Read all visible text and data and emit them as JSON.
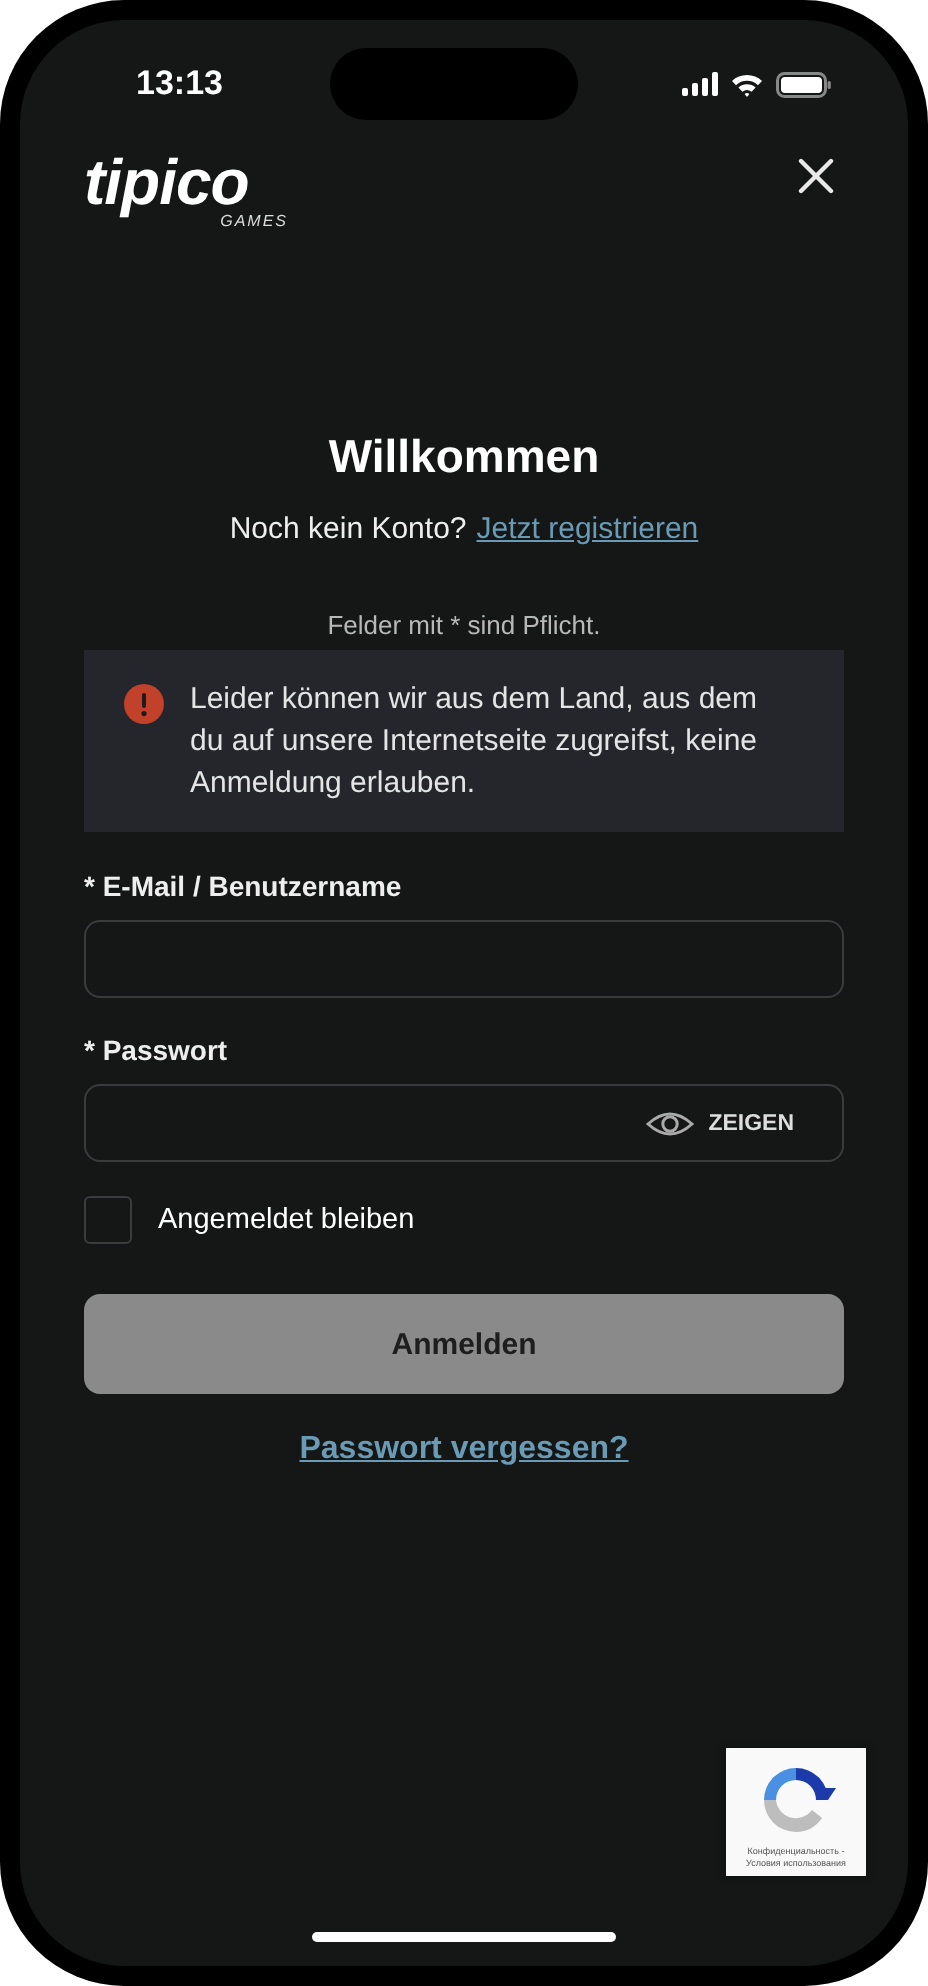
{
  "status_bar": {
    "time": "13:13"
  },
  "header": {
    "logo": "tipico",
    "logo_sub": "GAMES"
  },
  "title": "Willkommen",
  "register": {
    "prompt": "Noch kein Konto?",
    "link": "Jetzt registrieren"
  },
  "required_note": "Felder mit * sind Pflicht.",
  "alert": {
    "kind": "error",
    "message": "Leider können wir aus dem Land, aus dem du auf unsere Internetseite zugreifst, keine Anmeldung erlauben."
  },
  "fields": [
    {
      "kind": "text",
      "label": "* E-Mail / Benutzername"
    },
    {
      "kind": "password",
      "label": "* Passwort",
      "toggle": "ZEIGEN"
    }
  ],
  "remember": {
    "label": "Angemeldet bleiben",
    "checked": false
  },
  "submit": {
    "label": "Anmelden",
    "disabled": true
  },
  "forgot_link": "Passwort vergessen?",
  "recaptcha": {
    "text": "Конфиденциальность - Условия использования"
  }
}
...
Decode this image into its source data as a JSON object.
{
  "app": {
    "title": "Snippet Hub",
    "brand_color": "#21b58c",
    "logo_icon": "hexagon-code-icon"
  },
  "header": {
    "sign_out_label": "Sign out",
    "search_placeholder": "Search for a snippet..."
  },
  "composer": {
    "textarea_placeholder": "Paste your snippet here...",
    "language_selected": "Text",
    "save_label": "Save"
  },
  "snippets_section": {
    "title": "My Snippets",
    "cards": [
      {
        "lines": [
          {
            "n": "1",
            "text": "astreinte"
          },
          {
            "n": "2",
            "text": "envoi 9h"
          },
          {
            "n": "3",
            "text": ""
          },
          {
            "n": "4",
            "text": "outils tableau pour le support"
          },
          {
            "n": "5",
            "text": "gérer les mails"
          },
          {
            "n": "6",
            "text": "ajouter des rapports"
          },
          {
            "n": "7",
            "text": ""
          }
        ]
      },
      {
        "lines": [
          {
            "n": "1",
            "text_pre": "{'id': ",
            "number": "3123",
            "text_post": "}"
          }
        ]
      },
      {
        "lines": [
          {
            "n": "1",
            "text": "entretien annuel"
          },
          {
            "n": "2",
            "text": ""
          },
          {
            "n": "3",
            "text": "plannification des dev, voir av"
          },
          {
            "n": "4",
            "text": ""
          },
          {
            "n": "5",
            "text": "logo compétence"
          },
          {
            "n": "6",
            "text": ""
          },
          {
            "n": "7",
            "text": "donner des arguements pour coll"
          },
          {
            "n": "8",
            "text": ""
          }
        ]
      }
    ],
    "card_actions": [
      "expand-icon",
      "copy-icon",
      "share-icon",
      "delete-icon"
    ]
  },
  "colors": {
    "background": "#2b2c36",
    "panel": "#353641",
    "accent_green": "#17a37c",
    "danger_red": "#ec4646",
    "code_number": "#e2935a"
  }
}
==
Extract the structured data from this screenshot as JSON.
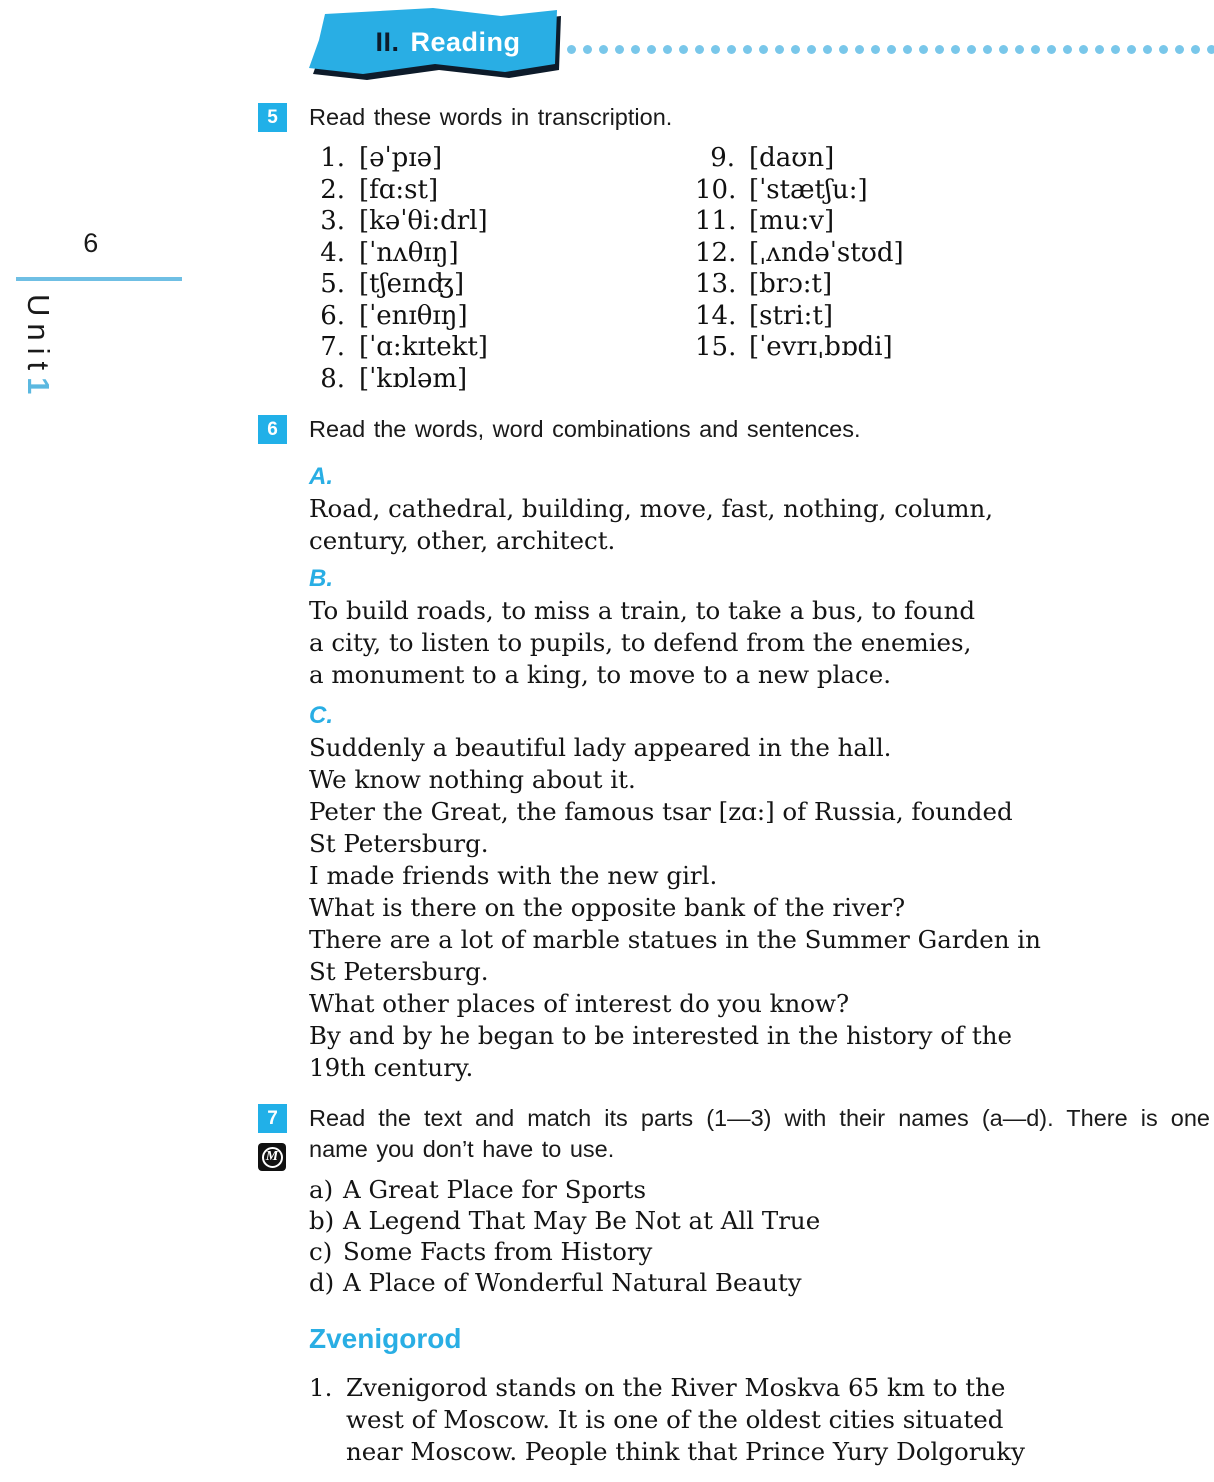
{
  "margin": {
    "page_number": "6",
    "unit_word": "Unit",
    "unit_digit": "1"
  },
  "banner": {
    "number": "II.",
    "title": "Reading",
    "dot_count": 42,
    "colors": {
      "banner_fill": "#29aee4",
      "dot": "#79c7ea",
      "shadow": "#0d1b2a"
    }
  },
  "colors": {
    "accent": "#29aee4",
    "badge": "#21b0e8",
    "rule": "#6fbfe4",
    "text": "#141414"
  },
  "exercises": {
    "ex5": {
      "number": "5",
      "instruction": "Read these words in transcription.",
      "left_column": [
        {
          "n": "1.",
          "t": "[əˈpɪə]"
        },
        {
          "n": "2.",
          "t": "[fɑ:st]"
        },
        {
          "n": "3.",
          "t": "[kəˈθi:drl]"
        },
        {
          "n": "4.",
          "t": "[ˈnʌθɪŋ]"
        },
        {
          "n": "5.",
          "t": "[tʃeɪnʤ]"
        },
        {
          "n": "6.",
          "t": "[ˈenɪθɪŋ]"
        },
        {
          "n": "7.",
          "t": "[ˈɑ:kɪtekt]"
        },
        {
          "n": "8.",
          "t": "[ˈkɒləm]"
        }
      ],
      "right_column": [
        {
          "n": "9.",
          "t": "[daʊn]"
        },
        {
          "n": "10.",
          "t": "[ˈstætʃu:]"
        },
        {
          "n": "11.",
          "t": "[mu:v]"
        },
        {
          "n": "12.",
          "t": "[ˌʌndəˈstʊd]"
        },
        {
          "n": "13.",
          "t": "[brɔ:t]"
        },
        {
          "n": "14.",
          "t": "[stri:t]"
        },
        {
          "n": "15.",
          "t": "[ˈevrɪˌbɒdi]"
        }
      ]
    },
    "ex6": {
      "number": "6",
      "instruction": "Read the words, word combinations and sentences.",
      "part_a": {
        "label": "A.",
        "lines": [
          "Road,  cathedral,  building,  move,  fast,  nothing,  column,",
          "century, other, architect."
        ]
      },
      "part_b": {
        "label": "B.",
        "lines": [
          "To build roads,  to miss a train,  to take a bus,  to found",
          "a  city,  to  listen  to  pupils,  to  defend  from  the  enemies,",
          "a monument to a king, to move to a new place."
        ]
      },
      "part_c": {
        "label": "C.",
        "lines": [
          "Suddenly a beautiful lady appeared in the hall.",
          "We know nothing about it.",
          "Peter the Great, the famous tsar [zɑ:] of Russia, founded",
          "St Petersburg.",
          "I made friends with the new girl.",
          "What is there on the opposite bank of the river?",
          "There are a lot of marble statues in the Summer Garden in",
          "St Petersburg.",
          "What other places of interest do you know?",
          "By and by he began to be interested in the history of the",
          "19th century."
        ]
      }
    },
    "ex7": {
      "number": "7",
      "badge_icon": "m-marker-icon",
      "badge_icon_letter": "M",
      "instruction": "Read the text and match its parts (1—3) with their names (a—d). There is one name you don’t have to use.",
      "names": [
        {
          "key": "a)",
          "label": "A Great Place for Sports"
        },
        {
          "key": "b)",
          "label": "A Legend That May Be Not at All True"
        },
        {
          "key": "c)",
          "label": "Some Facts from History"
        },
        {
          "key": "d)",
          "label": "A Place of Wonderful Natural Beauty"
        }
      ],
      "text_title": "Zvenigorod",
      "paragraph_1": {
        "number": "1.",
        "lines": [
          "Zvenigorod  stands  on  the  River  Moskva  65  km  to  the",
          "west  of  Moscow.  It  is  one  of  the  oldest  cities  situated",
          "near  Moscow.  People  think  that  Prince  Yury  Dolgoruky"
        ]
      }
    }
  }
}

▶ [Your task] State how many lines of the listing include "Zvenigorod", and nothing more.

▶ [Solution to this task] 2